§ **WHAT THE EXERCISE ASKS**: Every line below that contains "only" is to be copied.

§ **PROVIDED ENTRIES**:
□ □ □
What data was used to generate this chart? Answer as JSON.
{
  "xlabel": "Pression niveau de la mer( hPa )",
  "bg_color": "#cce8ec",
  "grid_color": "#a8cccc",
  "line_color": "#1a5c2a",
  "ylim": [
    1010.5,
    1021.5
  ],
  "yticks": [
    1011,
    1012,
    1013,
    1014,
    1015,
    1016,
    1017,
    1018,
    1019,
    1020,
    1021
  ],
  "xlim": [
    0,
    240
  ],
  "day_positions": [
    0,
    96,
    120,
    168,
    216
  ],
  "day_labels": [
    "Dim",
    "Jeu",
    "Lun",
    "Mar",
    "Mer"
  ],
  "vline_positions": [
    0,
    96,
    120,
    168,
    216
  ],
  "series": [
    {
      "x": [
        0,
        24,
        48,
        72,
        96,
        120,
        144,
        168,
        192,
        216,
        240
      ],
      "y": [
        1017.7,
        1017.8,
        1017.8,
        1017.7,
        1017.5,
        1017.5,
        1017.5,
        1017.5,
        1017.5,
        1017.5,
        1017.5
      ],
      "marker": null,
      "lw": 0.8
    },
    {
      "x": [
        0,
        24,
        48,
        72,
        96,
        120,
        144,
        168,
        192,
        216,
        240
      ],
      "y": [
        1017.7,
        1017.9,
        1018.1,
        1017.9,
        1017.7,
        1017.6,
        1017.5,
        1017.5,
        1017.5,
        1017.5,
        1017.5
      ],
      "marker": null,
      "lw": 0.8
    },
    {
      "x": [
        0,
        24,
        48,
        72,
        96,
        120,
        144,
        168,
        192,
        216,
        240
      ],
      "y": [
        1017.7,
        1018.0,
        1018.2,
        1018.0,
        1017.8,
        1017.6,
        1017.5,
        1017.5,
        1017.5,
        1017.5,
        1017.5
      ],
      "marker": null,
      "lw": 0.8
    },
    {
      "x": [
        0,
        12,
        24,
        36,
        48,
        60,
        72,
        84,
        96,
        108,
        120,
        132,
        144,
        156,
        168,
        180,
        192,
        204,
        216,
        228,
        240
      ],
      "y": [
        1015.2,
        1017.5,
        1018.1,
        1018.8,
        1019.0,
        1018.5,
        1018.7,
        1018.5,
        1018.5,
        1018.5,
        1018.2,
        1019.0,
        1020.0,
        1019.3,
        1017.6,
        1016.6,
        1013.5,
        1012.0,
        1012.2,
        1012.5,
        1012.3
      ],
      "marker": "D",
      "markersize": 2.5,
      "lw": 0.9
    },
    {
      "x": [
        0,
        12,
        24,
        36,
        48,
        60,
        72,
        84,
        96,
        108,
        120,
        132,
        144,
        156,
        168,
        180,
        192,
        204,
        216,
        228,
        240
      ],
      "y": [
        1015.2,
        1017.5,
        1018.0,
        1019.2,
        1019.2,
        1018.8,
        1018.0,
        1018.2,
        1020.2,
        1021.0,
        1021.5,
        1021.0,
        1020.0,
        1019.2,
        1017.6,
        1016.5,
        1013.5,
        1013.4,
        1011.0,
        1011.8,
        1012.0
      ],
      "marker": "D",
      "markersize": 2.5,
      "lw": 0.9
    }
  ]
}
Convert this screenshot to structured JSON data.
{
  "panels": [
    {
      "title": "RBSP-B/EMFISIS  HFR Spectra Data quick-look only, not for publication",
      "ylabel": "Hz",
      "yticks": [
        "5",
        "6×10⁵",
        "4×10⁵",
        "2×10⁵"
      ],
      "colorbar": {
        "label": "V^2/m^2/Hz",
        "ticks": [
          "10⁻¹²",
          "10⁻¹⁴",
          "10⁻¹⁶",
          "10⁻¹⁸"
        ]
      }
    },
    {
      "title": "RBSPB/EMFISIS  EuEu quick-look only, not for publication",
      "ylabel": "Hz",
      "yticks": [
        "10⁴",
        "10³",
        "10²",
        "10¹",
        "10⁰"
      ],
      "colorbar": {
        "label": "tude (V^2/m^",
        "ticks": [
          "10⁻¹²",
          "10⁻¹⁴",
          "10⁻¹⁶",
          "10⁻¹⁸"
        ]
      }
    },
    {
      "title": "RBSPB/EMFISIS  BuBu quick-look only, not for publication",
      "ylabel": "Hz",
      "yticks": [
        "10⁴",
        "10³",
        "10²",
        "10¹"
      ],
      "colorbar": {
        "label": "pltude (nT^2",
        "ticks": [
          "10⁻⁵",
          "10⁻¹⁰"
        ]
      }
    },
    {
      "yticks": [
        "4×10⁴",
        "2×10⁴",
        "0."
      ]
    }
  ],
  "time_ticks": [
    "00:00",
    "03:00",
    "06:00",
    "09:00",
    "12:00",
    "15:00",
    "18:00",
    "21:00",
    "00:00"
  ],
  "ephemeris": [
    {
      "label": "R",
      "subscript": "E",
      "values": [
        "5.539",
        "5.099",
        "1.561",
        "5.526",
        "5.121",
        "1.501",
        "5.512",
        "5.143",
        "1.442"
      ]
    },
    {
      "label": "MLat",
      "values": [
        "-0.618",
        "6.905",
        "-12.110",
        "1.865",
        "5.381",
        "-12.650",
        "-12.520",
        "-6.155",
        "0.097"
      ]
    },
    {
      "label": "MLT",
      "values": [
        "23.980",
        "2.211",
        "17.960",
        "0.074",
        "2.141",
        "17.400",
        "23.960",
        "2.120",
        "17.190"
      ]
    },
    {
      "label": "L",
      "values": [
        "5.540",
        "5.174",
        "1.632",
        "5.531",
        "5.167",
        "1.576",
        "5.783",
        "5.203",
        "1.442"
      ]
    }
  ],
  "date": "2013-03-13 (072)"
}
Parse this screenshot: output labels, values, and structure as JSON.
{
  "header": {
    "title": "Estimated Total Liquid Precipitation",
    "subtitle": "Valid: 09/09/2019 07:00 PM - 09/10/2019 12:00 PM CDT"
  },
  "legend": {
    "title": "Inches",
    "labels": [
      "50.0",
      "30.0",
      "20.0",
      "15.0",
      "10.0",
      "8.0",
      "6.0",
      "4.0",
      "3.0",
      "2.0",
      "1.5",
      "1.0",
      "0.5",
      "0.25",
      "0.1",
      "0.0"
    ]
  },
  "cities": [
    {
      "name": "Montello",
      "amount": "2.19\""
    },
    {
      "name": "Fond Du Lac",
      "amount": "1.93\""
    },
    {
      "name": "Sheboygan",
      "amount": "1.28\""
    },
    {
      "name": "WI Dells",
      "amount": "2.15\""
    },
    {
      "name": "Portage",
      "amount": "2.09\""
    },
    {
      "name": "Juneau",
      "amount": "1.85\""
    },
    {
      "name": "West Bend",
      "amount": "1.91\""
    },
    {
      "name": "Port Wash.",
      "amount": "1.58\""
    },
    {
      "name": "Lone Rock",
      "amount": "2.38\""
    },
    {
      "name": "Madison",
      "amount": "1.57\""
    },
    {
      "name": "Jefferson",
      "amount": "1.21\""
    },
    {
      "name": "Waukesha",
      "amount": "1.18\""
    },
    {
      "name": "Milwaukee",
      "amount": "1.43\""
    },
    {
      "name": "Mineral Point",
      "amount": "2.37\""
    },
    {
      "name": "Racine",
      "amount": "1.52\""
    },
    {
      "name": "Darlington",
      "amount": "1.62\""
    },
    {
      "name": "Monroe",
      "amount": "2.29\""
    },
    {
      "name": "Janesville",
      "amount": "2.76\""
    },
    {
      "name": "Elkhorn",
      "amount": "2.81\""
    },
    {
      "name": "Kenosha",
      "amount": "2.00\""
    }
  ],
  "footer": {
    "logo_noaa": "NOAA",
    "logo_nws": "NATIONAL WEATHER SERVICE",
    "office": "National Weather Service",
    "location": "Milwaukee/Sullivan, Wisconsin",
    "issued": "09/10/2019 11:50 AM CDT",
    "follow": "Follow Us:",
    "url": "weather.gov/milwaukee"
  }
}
□ □ □
§ **FINISHED ANSWER**:
      "title": "RBSP-B/EMFISIS  HFR Spectra Data quick-look only, not for publication",
      "title": "RBSPB/EMFISIS  EuEu quick-look only, not for publication",
      "title": "RBSPB/EMFISIS  BuBu quick-look only, not for publication",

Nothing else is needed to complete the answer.